=== MATERIAL PROVIDED ===
========================

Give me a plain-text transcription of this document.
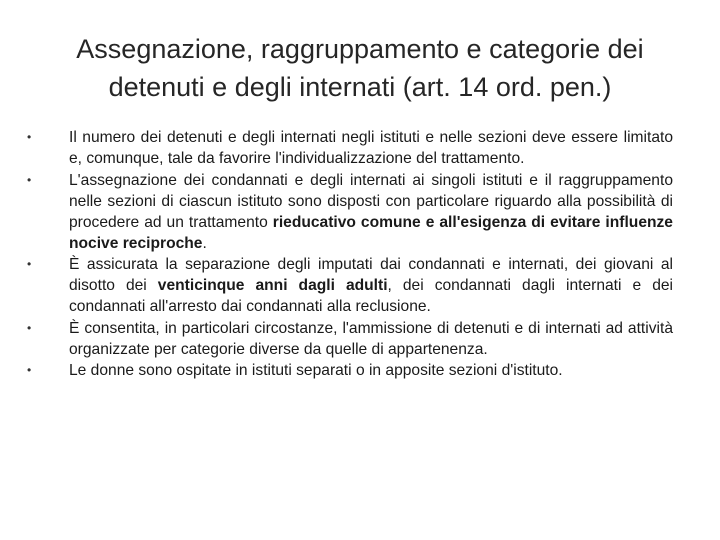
Assegnazione, raggruppamento e categorie dei
detenuti e degli internati (art. 14 ord. pen.)
•	Il numero dei detenuti e degli internati negli istituti e nelle sezioni deve essere limitato e, comunque, tale da favorire l'individualizzazione del trattamento.
•	L'assegnazione dei condannati e degli internati ai singoli istituti e il raggruppamento nelle sezioni di ciascun istituto sono disposti con particolare riguardo alla possibilità di procedere ad un trattamento rieducativo comune e all'esigenza di evitare influenze nocive reciproche.
•	È assicurata la separazione degli imputati dai condannati e internati, dei giovani al disotto dei venticinque anni dagli adulti, dei condannati dagli internati e dei condannati all'arresto dai condannati alla reclusione.
•	È consentita, in particolari circostanze, l'ammissione di detenuti e di internati ad attività organizzate per categorie diverse da quelle di appartenenza.
•	Le donne sono ospitate in istituti separati o in apposite sezioni d'istituto.
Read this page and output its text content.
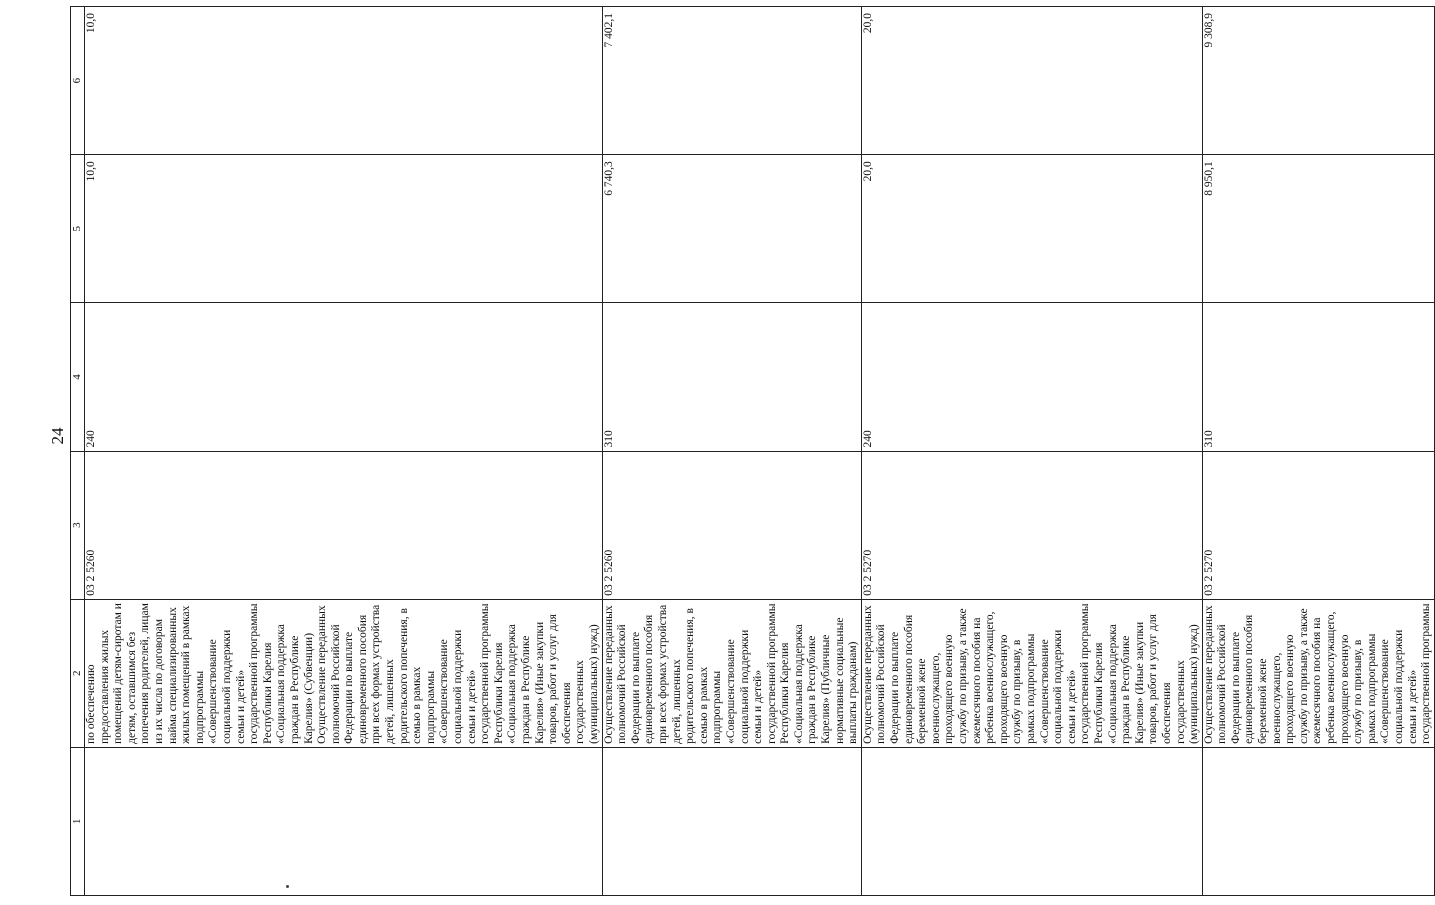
24
1	2	3	4	5	6

	по обеспечению предоставления жилых помещений детям-сиротам и детям, оставшимся без попечения родителей, лицам из их числа по договорам найма специализированных жилых помещений в рамках подпрограммы «Совершенствование социальной поддержки семьи и детей» государственной программы Республики Карелия «Социальная поддержка граждан в Республике Карелия» (Субвенции) Осуществление переданных полномочий Российской Федерации по выплате единовременного пособия при всех формах устройства детей, лишенных родительского попечения, в семью в рамках подпрограммы «Совершенствование социальной поддержки семьи и детей» государственной программы Республики Карелия «Социальная поддержка граждан в Республике Карелия» (Иные закупки товаров, работ и услуг для обеспечения государственных (муниципальных) нужд)	03 2 5260	240	10,0	10,0
	Осуществление переданных полномочий Российской Федерации по выплате единовременного пособия при всех формах устройства детей, лишенных родительского попечения, в семью в рамках подпрограммы «Совершенствование социальной поддержки семьи и детей» государственной программы Республики Карелия «Социальная поддержка граждан в Республике Карелия» (Публичные нормативные социальные выплаты гражданам)	03 2 5260	310	6 740,3	7 402,1
	Осуществление переданных полномочий Российской Федерации по выплате единовременного пособия беременной жене военнослужащего, проходящего военную службу по призыву, а также ежемесячного пособия на ребенка военнослужащего, проходящего военную службу по призыву, в рамках подпрограммы «Совершенствование социальной поддержки семьи и детей» государственной программы Республики Карелия «Социальная поддержка граждан в Республике Карелия» (Иные закупки товаров, работ и услуг для обеспечения государственных (муниципальных) нужд)	03 2 5270	240	20,0	20,0
	Осуществление переданных полномочий Российской Федерации по выплате единовременного пособия беременной жене военнослужащего, проходящего военную службу по призыву, а также ежемесячного пособия на ребенка военнослужащего, проходящего военную службу по призыву, в рамках подпрограммы «Совершенствование социальной поддержки семьи и детей» государственной программы	03 2 5270	310	8 950,1	9 308,9
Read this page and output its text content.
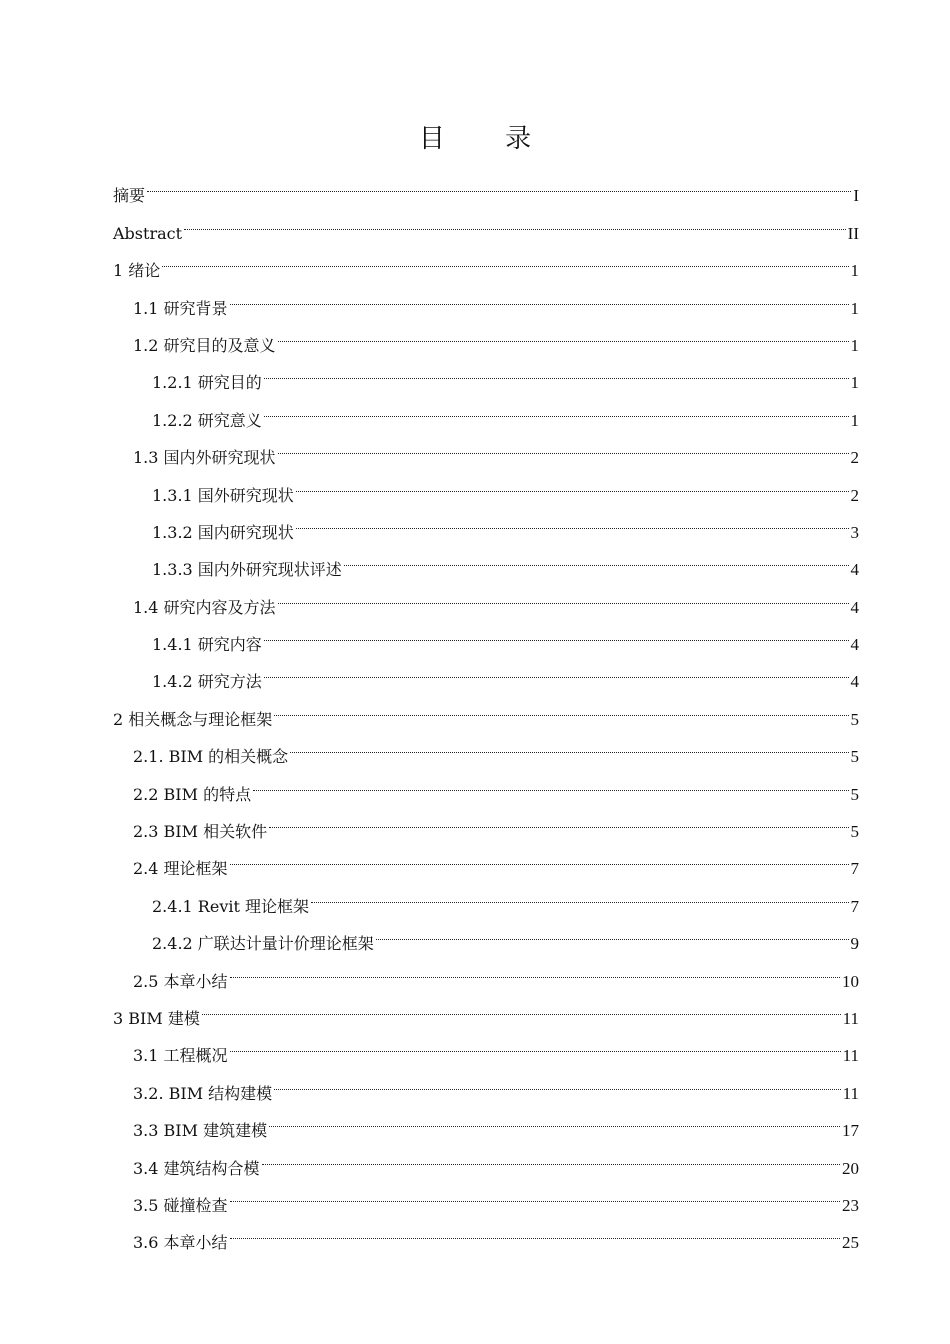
目 录
摘要	I
Abstract	II
1 绪论	1
1.1 研究背景	1
1.2 研究目的及意义	1
1.2.1 研究目的	1
1.2.2 研究意义	1
1.3 国内外研究现状	2
1.3.1 国外研究现状	2
1.3.2 国内研究现状	3
1.3.3 国内外研究现状评述	4
1.4 研究内容及方法	4
1.4.1 研究内容	4
1.4.2 研究方法	4
2 相关概念与理论框架	5
2.1. BIM 的相关概念	5
2.2 BIM 的特点	5
2.3 BIM 相关软件	5
2.4 理论框架	7
2.4.1 Revit 理论框架	7
2.4.2 广联达计量计价理论框架	9
2.5 本章小结	10
3 BIM 建模	11
3.1 工程概况	11
3.2. BIM 结构建模	11
3.3 BIM 建筑建模	17
3.4 建筑结构合模	20
3.5 碰撞检查	23
3.6 本章小结	25
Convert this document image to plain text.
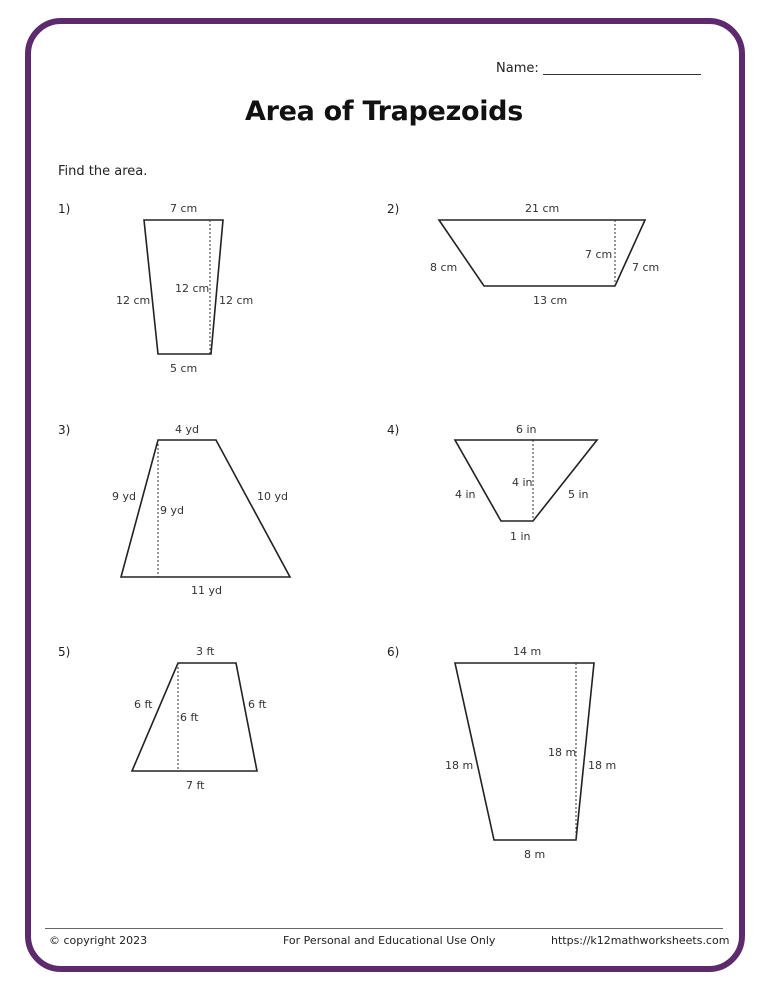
Name:
Area of Trapezoids
Find the area.
1)	7 cm
12 cm
12 cm
12 cm
5 cm
2)	21 cm
8 cm
7 cm
7 cm
13 cm
3)	4 yd
9 yd
9 yd
10 yd
11 yd
4)	6 in
4 in
4 in
5 in
1 in
5)	3 ft
6 ft
6 ft
6 ft
7 ft
6)	14 m
18 m
18 m
18 m
8 m
© copyright 2023	For Personal and Educational Use Only	https://k12mathworksheets.com
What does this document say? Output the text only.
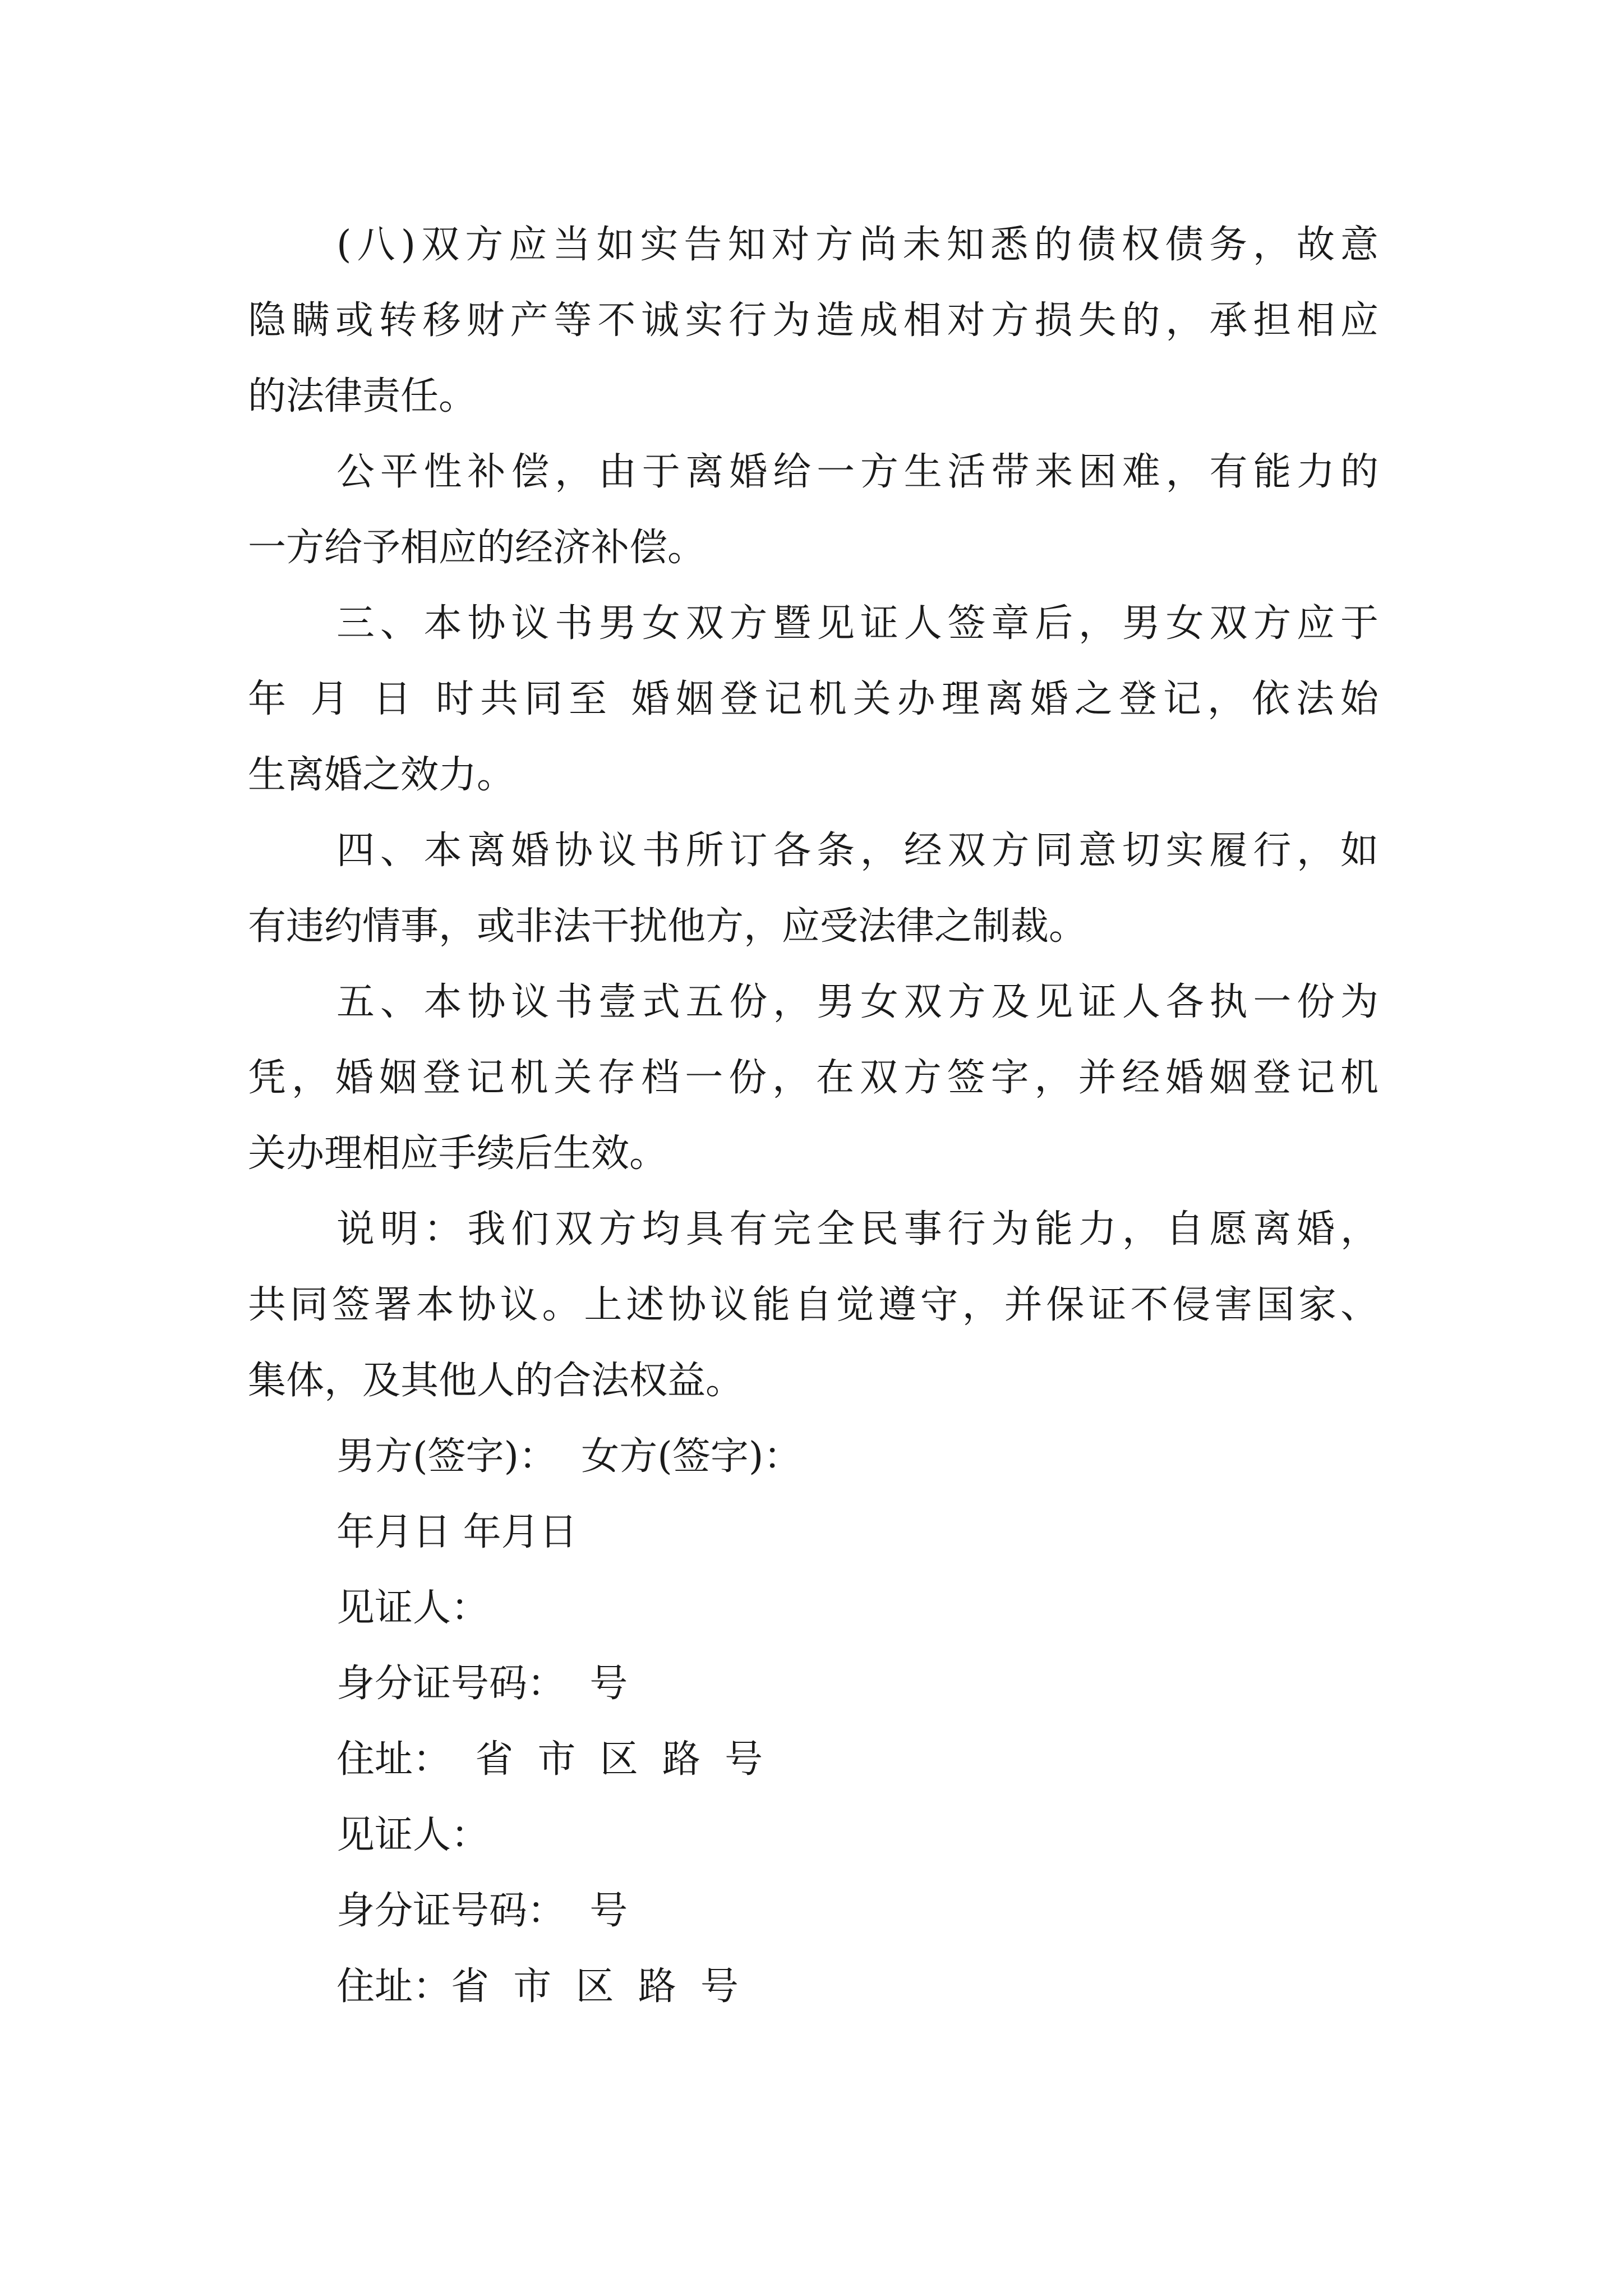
(八)双方应当如实告知对方尚未知悉的债权债务，故意
隐瞒或转移财产等不诚实行为造成相对方损失的，承担相应
的法律责任。
公平性补偿，由于离婚给一方生活带来困难，有能力的
一方给予相应的经济补偿。
三、本协议书男女双方暨见证人签章后，男女双方应于
年 月 日 时共同至 婚姻登记机关办理离婚之登记，依法始
生离婚之效力。
四、本离婚协议书所订各条，经双方同意切实履行，如
有违约情事，或非法干扰他方，应受法律之制裁。
五、本协议书壹式五份，男女双方及见证人各执一份为
凭，婚姻登记机关存档一份，在双方签字，并经婚姻登记机
关办理相应手续后生效。
说明：我们双方均具有完全民事行为能力，自愿离婚，
共同签署本协议。上述协议能自觉遵守，并保证不侵害国家、
集体，及其他人的合法权益。
男方(签字)：  女方(签字)：
年月日 年月日
见证人：
身分证号码：  号
住址：  省  市  区  路  号
见证人：
身分证号码：  号
住址：省  市  区  路  号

========================

=== WHAT THE TASK ASKS ===
Using the records above, gather all lines where the string "жене" is present.

=== SOLUTION FOR THIS TASK ===
	Осуществление переданных полномочий Российской Федерации по выплате единовременного пособия беременной жене военнослужащего, проходящего военную службу по призыву, а также ежемесячного пособия на ребенка военнослужащего, проходящего военную службу по призыву, в рамках подпрограммы «Совершенствование социальной поддержки семьи и детей» государственной программы Республики Карелия «Социальная поддержка граждан в Республике Карелия» (Иные закупки товаров, работ и услуг для обеспечения государственных (муниципальных) нужд)	03 2 5270	240	20,0	20,0
	Осуществление переданных полномочий Российской Федерации по выплате единовременного пособия беременной жене военнослужащего, проходящего военную службу по призыву, а также ежемесячного пособия на ребенка военнослужащего, проходящего военную службу по призыву, в рамках подпрограммы «Совершенствование социальной поддержки семьи и детей» государственной программы	03 2 5270	310	8 950,1	9 308,9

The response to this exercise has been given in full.